▶ _TASK PROMPT_: Do any lines in the data below contain "values"? If so, copy every one of them.

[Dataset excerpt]
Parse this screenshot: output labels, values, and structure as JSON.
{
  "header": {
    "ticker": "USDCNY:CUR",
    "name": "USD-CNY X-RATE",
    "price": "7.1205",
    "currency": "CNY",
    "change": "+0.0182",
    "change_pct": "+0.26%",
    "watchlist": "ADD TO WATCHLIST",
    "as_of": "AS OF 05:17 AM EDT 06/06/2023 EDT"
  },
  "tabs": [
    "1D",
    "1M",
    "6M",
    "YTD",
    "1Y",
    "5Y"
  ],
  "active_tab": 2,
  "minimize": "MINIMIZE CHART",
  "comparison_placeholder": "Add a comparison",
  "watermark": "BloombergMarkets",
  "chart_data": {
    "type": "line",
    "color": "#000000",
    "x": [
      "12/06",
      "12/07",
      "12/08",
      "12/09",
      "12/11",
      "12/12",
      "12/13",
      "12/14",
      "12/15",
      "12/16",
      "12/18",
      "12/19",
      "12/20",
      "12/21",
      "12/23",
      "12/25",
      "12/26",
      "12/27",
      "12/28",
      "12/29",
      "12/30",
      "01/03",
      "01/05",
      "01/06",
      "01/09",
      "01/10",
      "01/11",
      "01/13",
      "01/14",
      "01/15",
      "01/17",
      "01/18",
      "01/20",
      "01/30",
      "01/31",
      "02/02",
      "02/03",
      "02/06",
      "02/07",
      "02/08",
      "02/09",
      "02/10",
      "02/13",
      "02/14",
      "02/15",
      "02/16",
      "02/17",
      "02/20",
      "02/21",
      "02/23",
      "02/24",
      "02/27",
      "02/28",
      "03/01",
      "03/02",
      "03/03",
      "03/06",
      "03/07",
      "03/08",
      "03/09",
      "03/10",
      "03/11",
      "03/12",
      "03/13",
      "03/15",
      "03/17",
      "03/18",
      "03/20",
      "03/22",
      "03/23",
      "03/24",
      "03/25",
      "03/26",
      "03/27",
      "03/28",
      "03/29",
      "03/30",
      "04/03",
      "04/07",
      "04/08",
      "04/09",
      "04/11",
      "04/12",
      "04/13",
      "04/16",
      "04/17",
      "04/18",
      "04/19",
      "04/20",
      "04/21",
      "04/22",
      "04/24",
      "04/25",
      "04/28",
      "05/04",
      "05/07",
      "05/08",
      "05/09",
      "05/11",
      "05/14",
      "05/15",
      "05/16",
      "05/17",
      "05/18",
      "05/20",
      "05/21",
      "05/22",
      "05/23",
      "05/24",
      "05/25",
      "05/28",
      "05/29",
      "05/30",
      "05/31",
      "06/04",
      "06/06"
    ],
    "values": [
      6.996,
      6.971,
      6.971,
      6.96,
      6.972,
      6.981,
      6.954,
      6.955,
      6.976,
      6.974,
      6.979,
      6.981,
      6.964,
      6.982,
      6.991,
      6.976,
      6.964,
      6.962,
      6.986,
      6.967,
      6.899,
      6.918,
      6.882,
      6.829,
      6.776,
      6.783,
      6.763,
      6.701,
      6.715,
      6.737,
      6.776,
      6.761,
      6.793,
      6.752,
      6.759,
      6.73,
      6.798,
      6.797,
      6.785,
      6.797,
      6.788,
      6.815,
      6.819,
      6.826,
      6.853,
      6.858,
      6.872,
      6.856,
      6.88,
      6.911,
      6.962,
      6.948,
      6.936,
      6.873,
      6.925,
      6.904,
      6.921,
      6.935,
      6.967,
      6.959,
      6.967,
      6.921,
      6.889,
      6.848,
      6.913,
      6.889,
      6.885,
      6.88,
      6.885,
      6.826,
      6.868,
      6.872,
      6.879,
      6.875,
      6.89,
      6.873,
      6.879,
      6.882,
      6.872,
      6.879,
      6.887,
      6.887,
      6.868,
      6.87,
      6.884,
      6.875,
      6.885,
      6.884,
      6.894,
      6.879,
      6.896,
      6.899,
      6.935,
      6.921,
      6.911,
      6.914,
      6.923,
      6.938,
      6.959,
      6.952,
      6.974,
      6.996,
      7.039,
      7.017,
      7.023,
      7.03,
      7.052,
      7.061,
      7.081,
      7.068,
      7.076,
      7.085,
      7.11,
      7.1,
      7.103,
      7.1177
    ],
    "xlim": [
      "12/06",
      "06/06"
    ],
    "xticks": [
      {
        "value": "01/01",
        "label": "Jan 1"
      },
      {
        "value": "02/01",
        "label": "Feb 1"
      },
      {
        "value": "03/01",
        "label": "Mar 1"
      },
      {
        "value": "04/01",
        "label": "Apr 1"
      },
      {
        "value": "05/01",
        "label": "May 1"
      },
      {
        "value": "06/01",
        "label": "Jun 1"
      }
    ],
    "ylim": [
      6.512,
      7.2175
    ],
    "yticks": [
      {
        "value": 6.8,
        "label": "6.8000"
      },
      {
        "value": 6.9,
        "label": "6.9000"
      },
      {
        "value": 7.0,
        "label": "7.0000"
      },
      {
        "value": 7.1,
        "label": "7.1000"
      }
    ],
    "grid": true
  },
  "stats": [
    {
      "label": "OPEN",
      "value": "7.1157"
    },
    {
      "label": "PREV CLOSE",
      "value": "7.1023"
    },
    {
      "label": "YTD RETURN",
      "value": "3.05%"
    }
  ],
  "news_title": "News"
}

▶ _THE RESPONSE_:
Parse this screenshot: output labels, values, and structure as JSON.
    "values": [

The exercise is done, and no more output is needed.